**BLOC DE TEXTE:**
Prenant pour sujet les usages politiques du deuil et des obsèques de guerre dans l'espace Maghreb-Machrek, l'ouvrage comble un manque historiographique. Les essais couvrent diverses facettes de l'articulation entre culture de la mort et politique. Ils s'attachent à des objets variés, des guerres coloniales aux conflits présents, du Maroc à l'Iran, des rituels funéraires aux représentations cinématographiques, en passant par les symboliques religieuses.

Les politiques étatiques qui ont pour but de contrôler ou de passer sous silence les dissidences historiques sont le sujet d'un grand nombre des interventions. Emmanuel Alcaraz s'attache à la politisation de la guerre d'Algérie, au centre de laquelle figurent le shahîd (martyr) et le mujâhid (combattant). Il étudie ces derniers à travers le maqâm al-shahîd (monument aux martyrs) d'Alger, inauguré vingt ans après la fin de la guerre (p. 23). Il raconte l'institutionnalisation d'une mythologie historique qui s'efforce, d'une part, d'effacer les conflits sanglants internes à la résistance (p. 28), d'autre part, d'enterrer l'opposition politique des descendants du Front de libération nationale (p. 38). L'histoire du maqâm indique en particulier la monopolisation étatique des représentations publiques d'un passé dominé par ce qu'E. Alcaraz nomme, sans vraiment la définir, l'« idéologie arabo-musulmane ». Dans son ensemble, le complexe commémoratif du maqâm témoigne de la mise sous silence de la société civile et de la mise en scène d'une histoire revendicatrice écrite avant tout pour la France.

**LIGNES ENREGISTRÉES:**

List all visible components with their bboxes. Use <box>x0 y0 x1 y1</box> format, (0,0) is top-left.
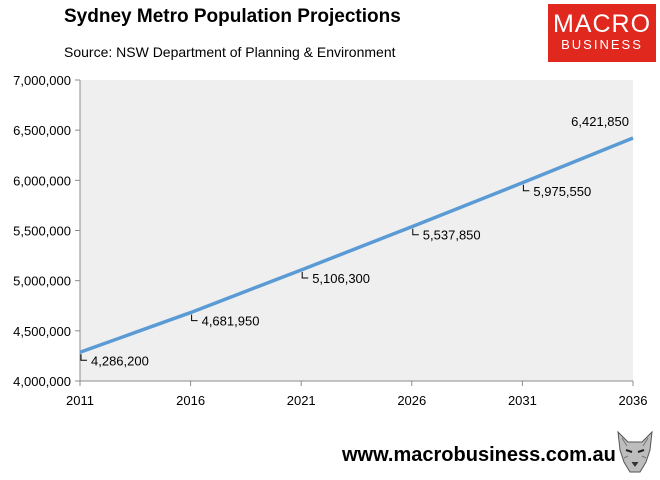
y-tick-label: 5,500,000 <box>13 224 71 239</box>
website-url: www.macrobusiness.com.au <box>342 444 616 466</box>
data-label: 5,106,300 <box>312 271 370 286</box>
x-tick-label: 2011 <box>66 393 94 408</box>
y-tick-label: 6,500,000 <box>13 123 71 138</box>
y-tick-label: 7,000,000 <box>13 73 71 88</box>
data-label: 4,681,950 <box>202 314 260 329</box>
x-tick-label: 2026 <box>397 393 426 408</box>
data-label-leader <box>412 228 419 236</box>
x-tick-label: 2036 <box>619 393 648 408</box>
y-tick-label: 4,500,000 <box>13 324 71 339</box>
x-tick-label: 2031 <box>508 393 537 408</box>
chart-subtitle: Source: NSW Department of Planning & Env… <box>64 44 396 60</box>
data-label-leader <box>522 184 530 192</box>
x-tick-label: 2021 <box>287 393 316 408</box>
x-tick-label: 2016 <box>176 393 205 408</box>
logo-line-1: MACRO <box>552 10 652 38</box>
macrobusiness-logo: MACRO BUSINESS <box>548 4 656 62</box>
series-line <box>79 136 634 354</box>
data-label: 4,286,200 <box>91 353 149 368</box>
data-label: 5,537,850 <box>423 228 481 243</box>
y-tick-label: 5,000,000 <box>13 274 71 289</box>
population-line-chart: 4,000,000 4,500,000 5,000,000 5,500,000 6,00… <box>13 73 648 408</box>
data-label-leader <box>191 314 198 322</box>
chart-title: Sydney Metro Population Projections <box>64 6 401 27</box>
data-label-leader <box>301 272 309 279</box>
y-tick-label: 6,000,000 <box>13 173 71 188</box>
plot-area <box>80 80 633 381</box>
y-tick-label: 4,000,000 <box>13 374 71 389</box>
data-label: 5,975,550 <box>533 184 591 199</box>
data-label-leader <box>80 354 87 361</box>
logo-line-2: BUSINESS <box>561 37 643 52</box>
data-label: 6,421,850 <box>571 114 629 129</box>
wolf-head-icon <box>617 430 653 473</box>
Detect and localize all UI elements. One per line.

==

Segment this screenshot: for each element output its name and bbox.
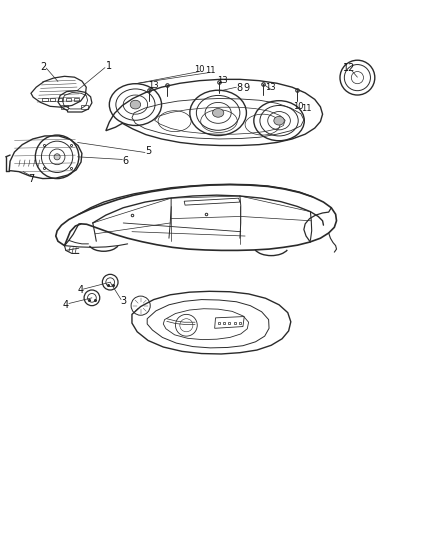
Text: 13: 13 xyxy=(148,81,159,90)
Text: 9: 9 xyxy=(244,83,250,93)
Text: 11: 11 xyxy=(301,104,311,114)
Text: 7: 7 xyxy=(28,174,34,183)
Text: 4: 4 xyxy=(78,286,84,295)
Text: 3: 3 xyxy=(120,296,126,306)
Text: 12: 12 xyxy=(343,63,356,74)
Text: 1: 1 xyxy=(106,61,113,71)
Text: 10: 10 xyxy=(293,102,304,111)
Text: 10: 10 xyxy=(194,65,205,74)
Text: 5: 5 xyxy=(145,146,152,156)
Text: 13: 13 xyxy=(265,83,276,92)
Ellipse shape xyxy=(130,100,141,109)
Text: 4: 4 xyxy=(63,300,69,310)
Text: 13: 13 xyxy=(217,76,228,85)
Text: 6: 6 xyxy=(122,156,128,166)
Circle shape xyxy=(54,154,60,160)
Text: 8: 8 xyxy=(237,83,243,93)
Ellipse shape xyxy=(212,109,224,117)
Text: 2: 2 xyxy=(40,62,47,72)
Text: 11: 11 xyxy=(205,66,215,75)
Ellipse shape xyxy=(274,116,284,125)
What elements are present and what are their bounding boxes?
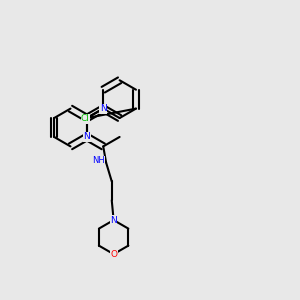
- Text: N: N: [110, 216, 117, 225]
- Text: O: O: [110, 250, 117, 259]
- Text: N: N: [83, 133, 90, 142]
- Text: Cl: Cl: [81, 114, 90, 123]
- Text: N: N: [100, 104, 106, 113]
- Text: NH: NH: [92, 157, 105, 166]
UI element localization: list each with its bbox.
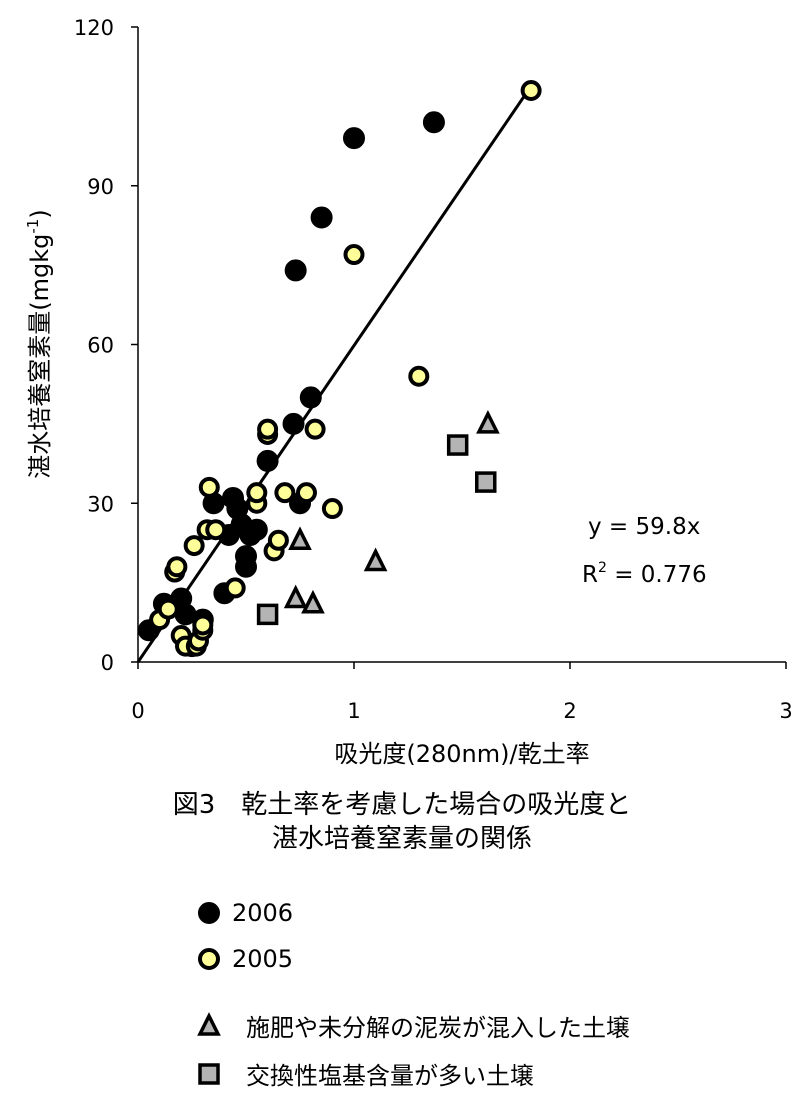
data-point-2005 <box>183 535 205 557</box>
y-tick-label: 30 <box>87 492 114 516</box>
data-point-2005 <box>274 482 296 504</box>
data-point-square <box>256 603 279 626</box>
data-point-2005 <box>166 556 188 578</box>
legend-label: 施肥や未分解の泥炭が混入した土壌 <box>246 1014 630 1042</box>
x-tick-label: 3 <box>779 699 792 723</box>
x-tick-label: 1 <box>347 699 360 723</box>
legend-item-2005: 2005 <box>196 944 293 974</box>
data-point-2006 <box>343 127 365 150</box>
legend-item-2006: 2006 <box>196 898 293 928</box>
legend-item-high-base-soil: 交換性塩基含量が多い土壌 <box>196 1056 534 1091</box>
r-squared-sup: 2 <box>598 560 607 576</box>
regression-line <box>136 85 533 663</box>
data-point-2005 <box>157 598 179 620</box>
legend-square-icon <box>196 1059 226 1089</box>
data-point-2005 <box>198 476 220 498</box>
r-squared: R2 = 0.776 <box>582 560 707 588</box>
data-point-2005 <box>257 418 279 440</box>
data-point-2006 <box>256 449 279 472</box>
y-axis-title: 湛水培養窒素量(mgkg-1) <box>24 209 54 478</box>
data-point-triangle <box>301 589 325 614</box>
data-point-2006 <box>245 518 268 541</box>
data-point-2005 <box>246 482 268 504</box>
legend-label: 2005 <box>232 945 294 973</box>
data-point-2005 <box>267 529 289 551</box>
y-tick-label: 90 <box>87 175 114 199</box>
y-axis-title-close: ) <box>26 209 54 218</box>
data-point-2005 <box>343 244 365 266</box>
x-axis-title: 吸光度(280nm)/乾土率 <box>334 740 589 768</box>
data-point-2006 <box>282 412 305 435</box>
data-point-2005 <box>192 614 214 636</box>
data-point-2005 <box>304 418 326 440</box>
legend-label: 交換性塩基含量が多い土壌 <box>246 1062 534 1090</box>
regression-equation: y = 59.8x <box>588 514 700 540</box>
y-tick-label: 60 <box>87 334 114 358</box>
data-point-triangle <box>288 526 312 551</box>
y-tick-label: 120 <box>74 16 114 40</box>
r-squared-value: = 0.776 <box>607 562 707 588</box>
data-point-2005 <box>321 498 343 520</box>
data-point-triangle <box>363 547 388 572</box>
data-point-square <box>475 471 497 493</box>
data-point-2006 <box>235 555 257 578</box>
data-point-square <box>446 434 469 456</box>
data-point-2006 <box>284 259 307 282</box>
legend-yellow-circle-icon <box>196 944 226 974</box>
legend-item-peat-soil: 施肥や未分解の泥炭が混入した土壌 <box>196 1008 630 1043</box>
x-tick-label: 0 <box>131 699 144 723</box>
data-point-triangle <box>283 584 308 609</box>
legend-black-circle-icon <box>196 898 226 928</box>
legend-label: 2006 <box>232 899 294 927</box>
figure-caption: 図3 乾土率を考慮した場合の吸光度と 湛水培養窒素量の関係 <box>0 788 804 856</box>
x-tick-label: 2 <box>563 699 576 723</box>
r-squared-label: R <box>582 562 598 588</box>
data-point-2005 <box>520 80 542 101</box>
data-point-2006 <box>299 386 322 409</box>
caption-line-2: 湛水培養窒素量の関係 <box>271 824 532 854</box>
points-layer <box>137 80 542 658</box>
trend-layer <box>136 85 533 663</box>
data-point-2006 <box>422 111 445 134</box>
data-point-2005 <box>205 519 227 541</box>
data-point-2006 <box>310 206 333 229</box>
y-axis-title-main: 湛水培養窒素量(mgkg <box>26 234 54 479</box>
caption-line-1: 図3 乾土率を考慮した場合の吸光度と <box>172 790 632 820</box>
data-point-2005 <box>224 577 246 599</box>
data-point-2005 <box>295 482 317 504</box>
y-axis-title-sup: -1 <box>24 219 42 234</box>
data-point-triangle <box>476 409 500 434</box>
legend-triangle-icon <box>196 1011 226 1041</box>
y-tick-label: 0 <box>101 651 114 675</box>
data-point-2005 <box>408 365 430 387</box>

...

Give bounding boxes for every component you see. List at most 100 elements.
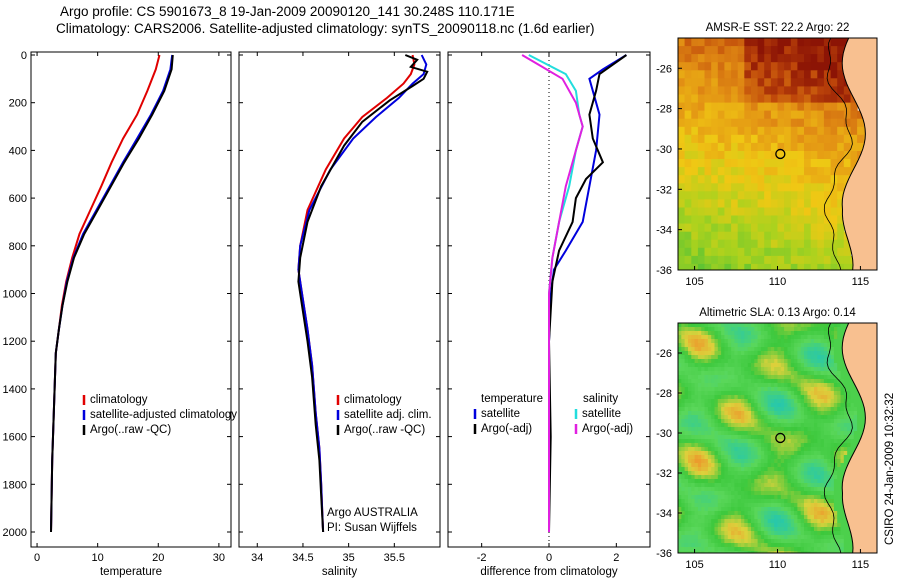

**CONSIGNE:** Relevez dans le bloc de texte chaque terme arabe suivi d'une traduction française entre parenthèses, et donnez cette traduction.

**RÉPONSE:**
- shahîd : martyr
- mujâhid : combattant
- maqâm al-shahîd : monument aux martyrs